Aim of the task :: Where a line of the material contains the string "data", copy that line.

Records provided below:

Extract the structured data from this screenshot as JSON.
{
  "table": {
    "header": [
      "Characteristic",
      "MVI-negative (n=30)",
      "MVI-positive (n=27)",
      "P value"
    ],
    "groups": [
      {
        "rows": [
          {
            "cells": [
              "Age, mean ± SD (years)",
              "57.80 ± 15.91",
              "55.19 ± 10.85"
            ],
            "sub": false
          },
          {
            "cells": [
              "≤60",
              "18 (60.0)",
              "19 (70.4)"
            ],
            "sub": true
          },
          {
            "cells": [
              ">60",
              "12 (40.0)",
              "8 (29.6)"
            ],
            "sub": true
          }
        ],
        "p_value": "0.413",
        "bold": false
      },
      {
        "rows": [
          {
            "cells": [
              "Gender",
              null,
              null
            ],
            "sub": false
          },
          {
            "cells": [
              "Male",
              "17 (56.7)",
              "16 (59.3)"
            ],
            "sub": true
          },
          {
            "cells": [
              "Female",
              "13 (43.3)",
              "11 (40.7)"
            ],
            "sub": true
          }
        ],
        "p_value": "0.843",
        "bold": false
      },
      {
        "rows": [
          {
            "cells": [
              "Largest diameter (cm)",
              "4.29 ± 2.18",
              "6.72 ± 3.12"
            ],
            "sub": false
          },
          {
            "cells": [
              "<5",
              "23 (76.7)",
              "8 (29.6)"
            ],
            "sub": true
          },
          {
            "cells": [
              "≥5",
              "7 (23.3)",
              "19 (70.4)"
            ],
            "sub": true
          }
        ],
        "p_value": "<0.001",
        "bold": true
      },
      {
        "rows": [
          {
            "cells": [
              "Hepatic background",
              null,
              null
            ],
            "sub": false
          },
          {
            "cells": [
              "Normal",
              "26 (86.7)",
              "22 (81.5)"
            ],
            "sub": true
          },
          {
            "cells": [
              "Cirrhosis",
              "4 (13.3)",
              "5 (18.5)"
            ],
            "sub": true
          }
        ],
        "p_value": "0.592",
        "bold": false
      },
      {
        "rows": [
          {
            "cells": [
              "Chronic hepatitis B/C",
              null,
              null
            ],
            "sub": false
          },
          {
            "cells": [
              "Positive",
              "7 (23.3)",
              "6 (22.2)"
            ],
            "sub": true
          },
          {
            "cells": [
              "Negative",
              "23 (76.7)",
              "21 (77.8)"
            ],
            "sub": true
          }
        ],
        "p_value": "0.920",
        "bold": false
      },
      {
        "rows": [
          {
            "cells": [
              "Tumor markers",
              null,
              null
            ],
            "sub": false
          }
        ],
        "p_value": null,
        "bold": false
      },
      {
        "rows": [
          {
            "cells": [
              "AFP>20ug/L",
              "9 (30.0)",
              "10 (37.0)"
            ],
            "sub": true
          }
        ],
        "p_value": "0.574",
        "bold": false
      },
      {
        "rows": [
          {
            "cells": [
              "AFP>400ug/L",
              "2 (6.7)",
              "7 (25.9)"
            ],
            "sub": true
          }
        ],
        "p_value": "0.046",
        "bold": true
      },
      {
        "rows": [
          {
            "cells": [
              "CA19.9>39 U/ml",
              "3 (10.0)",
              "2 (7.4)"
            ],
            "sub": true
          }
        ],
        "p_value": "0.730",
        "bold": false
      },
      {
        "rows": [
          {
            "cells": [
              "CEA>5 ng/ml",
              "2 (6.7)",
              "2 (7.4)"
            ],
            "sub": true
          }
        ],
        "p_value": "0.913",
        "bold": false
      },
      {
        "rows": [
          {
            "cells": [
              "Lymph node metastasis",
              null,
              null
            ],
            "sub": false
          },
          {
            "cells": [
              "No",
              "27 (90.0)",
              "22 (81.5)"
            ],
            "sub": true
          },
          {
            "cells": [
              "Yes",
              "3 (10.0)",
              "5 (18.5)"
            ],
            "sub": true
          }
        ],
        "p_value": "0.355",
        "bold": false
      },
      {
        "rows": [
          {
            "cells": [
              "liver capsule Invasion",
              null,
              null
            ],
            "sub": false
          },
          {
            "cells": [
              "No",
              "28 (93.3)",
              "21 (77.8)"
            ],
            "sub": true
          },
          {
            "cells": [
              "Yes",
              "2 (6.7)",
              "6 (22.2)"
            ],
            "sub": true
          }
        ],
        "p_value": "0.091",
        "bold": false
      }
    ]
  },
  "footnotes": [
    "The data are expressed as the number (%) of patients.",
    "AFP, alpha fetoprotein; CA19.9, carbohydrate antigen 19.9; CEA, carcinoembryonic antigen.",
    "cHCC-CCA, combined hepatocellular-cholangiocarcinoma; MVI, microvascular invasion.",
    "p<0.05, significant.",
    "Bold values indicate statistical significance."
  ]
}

End of Records provided.

The completed task ::
Extract the structured data from this screenshot as JSON.
    "The data are expressed as the number (%) of patients.",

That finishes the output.